▶ PROMPT:
Sift the listing for lines that hold the string "text" and pull them out.

▶ INPUT RECORDS:
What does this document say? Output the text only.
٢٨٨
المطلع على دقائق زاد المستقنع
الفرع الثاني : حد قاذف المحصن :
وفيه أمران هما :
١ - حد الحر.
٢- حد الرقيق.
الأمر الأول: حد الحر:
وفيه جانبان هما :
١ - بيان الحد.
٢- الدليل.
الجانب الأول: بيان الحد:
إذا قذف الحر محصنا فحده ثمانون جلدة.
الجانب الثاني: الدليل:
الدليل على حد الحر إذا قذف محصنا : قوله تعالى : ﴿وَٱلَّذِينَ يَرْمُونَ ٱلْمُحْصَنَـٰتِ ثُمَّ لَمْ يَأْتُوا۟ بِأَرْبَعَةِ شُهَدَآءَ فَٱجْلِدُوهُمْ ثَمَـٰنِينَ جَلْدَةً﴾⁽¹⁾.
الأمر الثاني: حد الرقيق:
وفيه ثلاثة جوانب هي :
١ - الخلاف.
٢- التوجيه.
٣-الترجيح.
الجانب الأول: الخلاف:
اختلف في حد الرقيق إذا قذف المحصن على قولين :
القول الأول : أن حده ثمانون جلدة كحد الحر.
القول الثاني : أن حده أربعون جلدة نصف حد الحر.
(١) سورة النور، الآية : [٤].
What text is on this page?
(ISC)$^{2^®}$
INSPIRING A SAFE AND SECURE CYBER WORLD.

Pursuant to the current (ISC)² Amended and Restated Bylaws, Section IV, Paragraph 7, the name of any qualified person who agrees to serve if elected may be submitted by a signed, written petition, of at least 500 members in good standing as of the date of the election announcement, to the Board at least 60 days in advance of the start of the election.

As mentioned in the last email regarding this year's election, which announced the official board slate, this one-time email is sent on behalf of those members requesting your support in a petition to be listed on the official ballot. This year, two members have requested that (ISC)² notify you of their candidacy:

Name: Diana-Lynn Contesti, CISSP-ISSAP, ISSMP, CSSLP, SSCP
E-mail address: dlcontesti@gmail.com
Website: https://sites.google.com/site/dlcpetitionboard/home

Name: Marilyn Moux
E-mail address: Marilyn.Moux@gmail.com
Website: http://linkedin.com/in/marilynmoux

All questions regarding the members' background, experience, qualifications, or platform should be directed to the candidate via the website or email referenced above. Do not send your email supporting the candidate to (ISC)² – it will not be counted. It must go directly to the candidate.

--

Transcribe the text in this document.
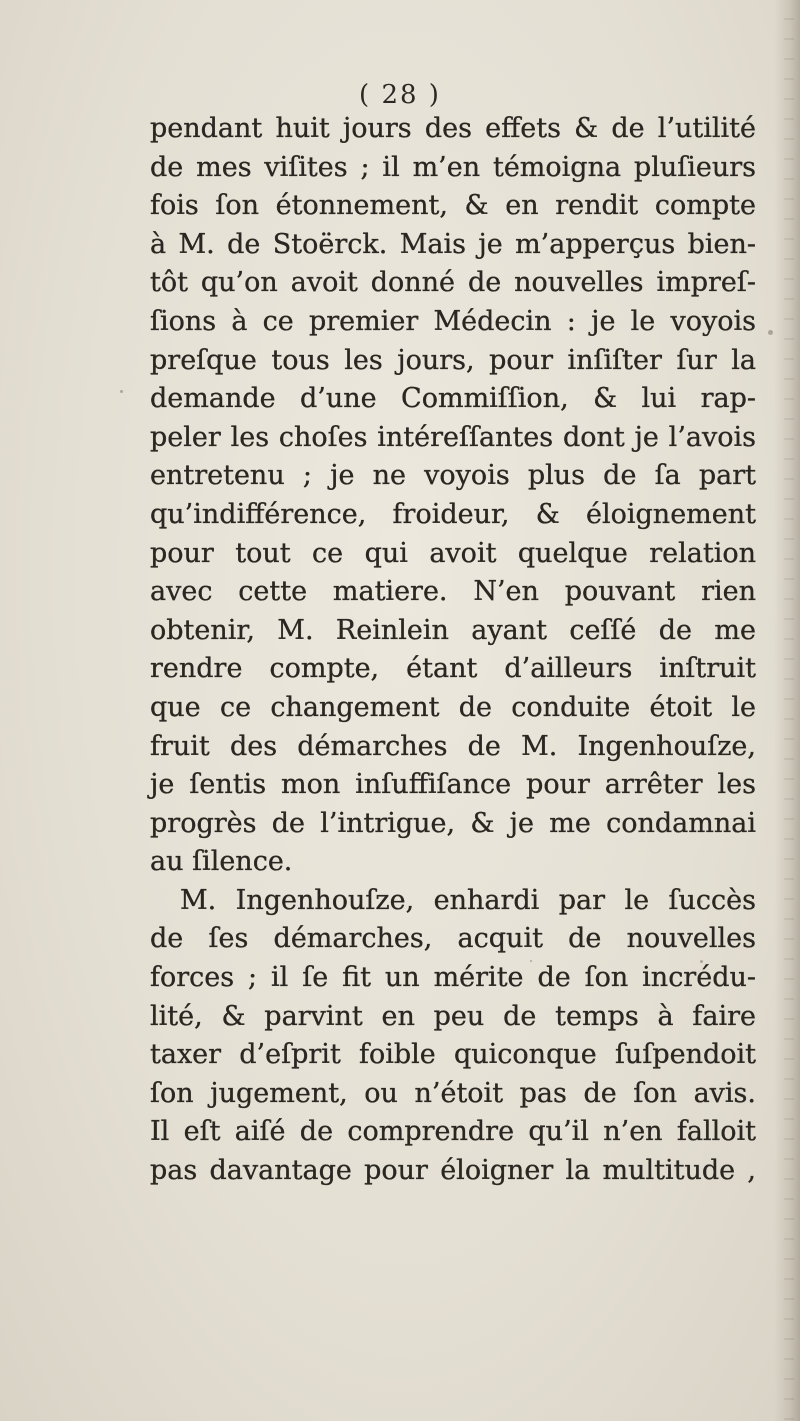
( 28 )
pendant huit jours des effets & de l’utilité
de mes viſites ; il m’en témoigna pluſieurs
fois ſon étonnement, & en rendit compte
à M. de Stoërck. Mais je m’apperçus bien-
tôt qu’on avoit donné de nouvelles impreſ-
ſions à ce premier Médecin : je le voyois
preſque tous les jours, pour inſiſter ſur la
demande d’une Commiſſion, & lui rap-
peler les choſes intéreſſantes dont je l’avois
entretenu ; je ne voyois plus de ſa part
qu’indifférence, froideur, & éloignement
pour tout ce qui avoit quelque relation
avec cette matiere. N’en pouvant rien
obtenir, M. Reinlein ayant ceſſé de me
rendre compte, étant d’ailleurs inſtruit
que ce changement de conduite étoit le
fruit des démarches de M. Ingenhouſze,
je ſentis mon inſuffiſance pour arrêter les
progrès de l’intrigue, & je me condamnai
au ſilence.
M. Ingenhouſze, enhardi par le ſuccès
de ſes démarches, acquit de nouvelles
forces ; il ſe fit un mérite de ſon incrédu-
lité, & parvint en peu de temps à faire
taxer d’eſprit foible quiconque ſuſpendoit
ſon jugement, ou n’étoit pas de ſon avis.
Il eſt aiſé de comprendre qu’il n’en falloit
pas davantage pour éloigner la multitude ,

▶ SOLUTION FOR THIS PROBLEM:
What does this document say? Output the text only.
What text is on this page?
Transcribe the text in this document.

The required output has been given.